GOAL: Repeat the lines that follow, leaving nothing out.

DATASET EXCERPTS:

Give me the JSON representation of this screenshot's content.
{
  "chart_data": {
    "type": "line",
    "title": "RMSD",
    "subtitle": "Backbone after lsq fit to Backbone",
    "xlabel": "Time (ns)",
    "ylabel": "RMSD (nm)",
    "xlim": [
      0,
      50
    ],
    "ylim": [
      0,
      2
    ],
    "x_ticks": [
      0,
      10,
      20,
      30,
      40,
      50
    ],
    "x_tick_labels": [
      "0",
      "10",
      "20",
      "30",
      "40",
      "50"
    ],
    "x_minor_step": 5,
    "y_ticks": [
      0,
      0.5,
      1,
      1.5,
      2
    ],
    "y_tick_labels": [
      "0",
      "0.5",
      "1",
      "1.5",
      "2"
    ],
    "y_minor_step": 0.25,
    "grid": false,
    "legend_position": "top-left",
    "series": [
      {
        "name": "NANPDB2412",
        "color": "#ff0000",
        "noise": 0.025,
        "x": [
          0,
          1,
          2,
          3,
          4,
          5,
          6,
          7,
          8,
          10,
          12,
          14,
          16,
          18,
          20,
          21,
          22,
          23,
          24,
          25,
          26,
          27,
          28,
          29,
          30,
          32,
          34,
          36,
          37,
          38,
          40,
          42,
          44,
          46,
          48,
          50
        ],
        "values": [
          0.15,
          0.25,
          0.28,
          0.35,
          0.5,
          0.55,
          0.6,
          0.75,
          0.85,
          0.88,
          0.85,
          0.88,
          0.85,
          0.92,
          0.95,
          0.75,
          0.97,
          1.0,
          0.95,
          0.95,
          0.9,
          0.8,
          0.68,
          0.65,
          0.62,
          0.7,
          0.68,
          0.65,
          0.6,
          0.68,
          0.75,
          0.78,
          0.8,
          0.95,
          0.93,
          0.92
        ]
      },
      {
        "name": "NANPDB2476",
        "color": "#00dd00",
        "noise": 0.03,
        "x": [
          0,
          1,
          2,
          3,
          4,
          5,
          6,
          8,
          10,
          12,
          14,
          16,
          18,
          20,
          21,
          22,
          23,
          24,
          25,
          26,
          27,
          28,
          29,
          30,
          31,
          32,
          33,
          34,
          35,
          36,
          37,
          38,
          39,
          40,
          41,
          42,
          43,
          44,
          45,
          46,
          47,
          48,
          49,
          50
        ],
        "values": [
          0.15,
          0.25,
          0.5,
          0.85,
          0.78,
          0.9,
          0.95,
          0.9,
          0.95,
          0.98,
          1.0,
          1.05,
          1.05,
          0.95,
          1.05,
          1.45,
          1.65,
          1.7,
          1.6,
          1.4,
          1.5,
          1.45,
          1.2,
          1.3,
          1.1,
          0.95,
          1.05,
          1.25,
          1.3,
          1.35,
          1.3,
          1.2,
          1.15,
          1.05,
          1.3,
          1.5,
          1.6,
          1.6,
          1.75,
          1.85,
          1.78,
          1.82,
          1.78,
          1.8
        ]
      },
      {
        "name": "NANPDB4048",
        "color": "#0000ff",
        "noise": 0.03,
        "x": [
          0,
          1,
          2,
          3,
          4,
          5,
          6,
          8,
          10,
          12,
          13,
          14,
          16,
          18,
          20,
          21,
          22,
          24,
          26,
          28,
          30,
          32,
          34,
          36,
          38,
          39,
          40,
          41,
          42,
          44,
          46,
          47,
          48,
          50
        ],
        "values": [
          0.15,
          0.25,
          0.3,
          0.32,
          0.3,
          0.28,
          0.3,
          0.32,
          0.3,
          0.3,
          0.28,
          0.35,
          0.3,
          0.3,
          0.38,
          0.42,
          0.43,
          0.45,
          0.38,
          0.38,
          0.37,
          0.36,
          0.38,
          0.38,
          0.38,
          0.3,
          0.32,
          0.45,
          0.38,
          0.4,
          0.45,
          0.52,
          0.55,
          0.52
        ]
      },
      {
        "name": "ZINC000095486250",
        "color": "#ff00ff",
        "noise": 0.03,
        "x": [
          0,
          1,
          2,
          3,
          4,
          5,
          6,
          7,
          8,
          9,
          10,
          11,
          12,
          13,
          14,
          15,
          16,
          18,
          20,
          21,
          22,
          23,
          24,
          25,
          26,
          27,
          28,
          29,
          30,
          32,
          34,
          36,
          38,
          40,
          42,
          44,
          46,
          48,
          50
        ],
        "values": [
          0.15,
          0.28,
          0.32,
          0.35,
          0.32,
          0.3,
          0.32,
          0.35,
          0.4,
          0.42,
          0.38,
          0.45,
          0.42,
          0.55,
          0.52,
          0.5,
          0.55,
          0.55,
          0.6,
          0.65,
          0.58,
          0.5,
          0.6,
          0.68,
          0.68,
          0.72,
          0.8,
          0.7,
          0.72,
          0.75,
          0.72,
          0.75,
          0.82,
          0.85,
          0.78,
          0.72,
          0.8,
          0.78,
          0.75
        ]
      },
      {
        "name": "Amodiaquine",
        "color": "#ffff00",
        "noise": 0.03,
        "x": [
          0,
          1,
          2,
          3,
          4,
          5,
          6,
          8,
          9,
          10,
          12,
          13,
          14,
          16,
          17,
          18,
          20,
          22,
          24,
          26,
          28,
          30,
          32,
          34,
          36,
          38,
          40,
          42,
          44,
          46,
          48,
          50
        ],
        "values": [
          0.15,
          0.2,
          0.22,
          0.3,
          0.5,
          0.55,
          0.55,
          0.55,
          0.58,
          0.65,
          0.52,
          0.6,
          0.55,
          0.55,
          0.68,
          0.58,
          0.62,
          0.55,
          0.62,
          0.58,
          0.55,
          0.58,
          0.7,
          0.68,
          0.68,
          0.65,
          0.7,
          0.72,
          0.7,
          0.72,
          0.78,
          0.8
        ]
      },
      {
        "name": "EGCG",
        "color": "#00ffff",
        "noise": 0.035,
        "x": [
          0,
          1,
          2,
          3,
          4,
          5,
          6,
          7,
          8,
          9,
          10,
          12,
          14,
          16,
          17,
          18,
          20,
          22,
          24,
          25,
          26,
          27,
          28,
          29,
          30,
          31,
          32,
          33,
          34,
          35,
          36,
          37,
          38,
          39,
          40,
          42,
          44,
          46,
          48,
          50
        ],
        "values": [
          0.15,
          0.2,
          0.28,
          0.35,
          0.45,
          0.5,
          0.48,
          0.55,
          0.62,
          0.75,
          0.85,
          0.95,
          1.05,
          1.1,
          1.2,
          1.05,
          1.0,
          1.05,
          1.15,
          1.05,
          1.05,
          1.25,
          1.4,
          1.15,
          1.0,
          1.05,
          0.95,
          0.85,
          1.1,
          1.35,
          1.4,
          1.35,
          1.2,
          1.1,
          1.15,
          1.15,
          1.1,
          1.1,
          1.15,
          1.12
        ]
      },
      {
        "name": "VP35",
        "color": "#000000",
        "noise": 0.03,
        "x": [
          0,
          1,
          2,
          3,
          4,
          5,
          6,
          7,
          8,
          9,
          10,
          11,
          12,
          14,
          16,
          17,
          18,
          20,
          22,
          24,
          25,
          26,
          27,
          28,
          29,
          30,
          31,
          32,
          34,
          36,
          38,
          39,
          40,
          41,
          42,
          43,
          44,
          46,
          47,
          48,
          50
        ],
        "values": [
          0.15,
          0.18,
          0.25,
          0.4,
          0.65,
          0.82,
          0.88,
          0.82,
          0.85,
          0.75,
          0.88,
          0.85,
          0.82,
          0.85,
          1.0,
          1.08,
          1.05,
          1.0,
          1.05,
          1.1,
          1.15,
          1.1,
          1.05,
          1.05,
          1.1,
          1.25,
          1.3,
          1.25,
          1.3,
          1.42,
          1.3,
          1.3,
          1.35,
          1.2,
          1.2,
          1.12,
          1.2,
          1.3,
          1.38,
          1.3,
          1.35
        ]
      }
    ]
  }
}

RIGHT ANSWER:
Give me the JSON representation of this screenshot's content.
{
  "chart_data": {
    "type": "line",
    "title": "RMSD",
    "subtitle": "Backbone after lsq fit to Backbone",
    "xlabel": "Time (ns)",
    "ylabel": "RMSD (nm)",
    "xlim": [
      0,
      50
    ],
    "ylim": [
      0,
      2
    ],
    "x_ticks": [
      0,
      10,
      20,
      30,
      40,
      50
    ],
    "x_tick_labels": [
      "0",
      "10",
      "20",
      "30",
      "40",
      "50"
    ],
    "x_minor_step": 5,
    "y_ticks": [
      0,
      0.5,
      1,
      1.5,
      2
    ],
    "y_tick_labels": [
      "0",
      "0.5",
      "1",
      "1.5",
      "2"
    ],
    "y_minor_step": 0.25,
    "grid": false,
    "legend_position": "top-left",
    "series": [
      {
        "name": "NANPDB2412",
        "color": "#ff0000",
        "noise": 0.025,
        "x": [
          0,
          1,
          2,
          3,
          4,
          5,
          6,
          7,
          8,
          10,
          12,
          14,
          16,
          18,
          20,
          21,
          22,
          23,
          24,
          25,
          26,
          27,
          28,
          29,
          30,
          32,
          34,
          36,
          37,
          38,
          40,
          42,
          44,
          46,
          48,
          50
        ],
        "values": [
          0.15,
          0.25,
          0.28,
          0.35,
          0.5,
          0.55,
          0.6,
          0.75,
          0.85,
          0.88,
          0.85,
          0.88,
          0.85,
          0.92,
          0.95,
          0.75,
          0.97,
          1.0,
          0.95,
          0.95,
          0.9,
          0.8,
          0.68,
          0.65,
          0.62,
          0.7,
          0.68,
          0.65,
          0.6,
          0.68,
          0.75,
          0.78,
          0.8,
          0.95,
          0.93,
          0.92
        ]
      },
      {
        "name": "NANPDB2476",
        "color": "#00dd00",
        "noise": 0.03,
        "x": [
          0,
          1,
          2,
          3,
          4,
          5,
          6,
          8,
          10,
          12,
          14,
          16,
          18,
          20,
          21,
          22,
          23,
          24,
          25,
          26,
          27,
          28,
          29,
          30,
          31,
          32,
          33,
          34,
          35,
          36,
          37,
          38,
          39,
          40,
          41,
          42,
          43,
          44,
          45,
          46,
          47,
          48,
          49,
          50
        ],
        "values": [
          0.15,
          0.25,
          0.5,
          0.85,
          0.78,
          0.9,
          0.95,
          0.9,
          0.95,
          0.98,
          1.0,
          1.05,
          1.05,
          0.95,
          1.05,
          1.45,
          1.65,
          1.7,
          1.6,
          1.4,
          1.5,
          1.45,
          1.2,
          1.3,
          1.1,
          0.95,
          1.05,
          1.25,
          1.3,
          1.35,
          1.3,
          1.2,
          1.15,
          1.05,
          1.3,
          1.5,
          1.6,
          1.6,
          1.75,
          1.85,
          1.78,
          1.82,
          1.78,
          1.8
        ]
      },
      {
        "name": "NANPDB4048",
        "color": "#0000ff",
        "noise": 0.03,
        "x": [
          0,
          1,
          2,
          3,
          4,
          5,
          6,
          8,
          10,
          12,
          13,
          14,
          16,
          18,
          20,
          21,
          22,
          24,
          26,
          28,
          30,
          32,
          34,
          36,
          38,
          39,
          40,
          41,
          42,
          44,
          46,
          47,
          48,
          50
        ],
        "values": [
          0.15,
          0.25,
          0.3,
          0.32,
          0.3,
          0.28,
          0.3,
          0.32,
          0.3,
          0.3,
          0.28,
          0.35,
          0.3,
          0.3,
          0.38,
          0.42,
          0.43,
          0.45,
          0.38,
          0.38,
          0.37,
          0.36,
          0.38,
          0.38,
          0.38,
          0.3,
          0.32,
          0.45,
          0.38,
          0.4,
          0.45,
          0.52,
          0.55,
          0.52
        ]
      },
      {
        "name": "ZINC000095486250",
        "color": "#ff00ff",
        "noise": 0.03,
        "x": [
          0,
          1,
          2,
          3,
          4,
          5,
          6,
          7,
          8,
          9,
          10,
          11,
          12,
          13,
          14,
          15,
          16,
          18,
          20,
          21,
          22,
          23,
          24,
          25,
          26,
          27,
          28,
          29,
          30,
          32,
          34,
          36,
          38,
          40,
          42,
          44,
          46,
          48,
          50
        ],
        "values": [
          0.15,
          0.28,
          0.32,
          0.35,
          0.32,
          0.3,
          0.32,
          0.35,
          0.4,
          0.42,
          0.38,
          0.45,
          0.42,
          0.55,
          0.52,
          0.5,
          0.55,
          0.55,
          0.6,
          0.65,
          0.58,
          0.5,
          0.6,
          0.68,
          0.68,
          0.72,
          0.8,
          0.7,
          0.72,
          0.75,
          0.72,
          0.75,
          0.82,
          0.85,
          0.78,
          0.72,
          0.8,
          0.78,
          0.75
        ]
      },
      {
        "name": "Amodiaquine",
        "color": "#ffff00",
        "noise": 0.03,
        "x": [
          0,
          1,
          2,
          3,
          4,
          5,
          6,
          8,
          9,
          10,
          12,
          13,
          14,
          16,
          17,
          18,
          20,
          22,
          24,
          26,
          28,
          30,
          32,
          34,
          36,
          38,
          40,
          42,
          44,
          46,
          48,
          50
        ],
        "values": [
          0.15,
          0.2,
          0.22,
          0.3,
          0.5,
          0.55,
          0.55,
          0.55,
          0.58,
          0.65,
          0.52,
          0.6,
          0.55,
          0.55,
          0.68,
          0.58,
          0.62,
          0.55,
          0.62,
          0.58,
          0.55,
          0.58,
          0.7,
          0.68,
          0.68,
          0.65,
          0.7,
          0.72,
          0.7,
          0.72,
          0.78,
          0.8
        ]
      },
      {
        "name": "EGCG",
        "color": "#00ffff",
        "noise": 0.035,
        "x": [
          0,
          1,
          2,
          3,
          4,
          5,
          6,
          7,
          8,
          9,
          10,
          12,
          14,
          16,
          17,
          18,
          20,
          22,
          24,
          25,
          26,
          27,
          28,
          29,
          30,
          31,
          32,
          33,
          34,
          35,
          36,
          37,
          38,
          39,
          40,
          42,
          44,
          46,
          48,
          50
        ],
        "values": [
          0.15,
          0.2,
          0.28,
          0.35,
          0.45,
          0.5,
          0.48,
          0.55,
          0.62,
          0.75,
          0.85,
          0.95,
          1.05,
          1.1,
          1.2,
          1.05,
          1.0,
          1.05,
          1.15,
          1.05,
          1.05,
          1.25,
          1.4,
          1.15,
          1.0,
          1.05,
          0.95,
          0.85,
          1.1,
          1.35,
          1.4,
          1.35,
          1.2,
          1.1,
          1.15,
          1.15,
          1.1,
          1.1,
          1.15,
          1.12
        ]
      },
      {
        "name": "VP35",
        "color": "#000000",
        "noise": 0.03,
        "x": [
          0,
          1,
          2,
          3,
          4,
          5,
          6,
          7,
          8,
          9,
          10,
          11,
          12,
          14,
          16,
          17,
          18,
          20,
          22,
          24,
          25,
          26,
          27,
          28,
          29,
          30,
          31,
          32,
          34,
          36,
          38,
          39,
          40,
          41,
          42,
          43,
          44,
          46,
          47,
          48,
          50
        ],
        "values": [
          0.15,
          0.18,
          0.25,
          0.4,
          0.65,
          0.82,
          0.88,
          0.82,
          0.85,
          0.75,
          0.88,
          0.85,
          0.82,
          0.85,
          1.0,
          1.08,
          1.05,
          1.0,
          1.05,
          1.1,
          1.15,
          1.1,
          1.05,
          1.05,
          1.1,
          1.25,
          1.3,
          1.25,
          1.3,
          1.42,
          1.3,
          1.3,
          1.35,
          1.2,
          1.2,
          1.12,
          1.2,
          1.3,
          1.38,
          1.3,
          1.35
        ]
      }
    ]
  }
}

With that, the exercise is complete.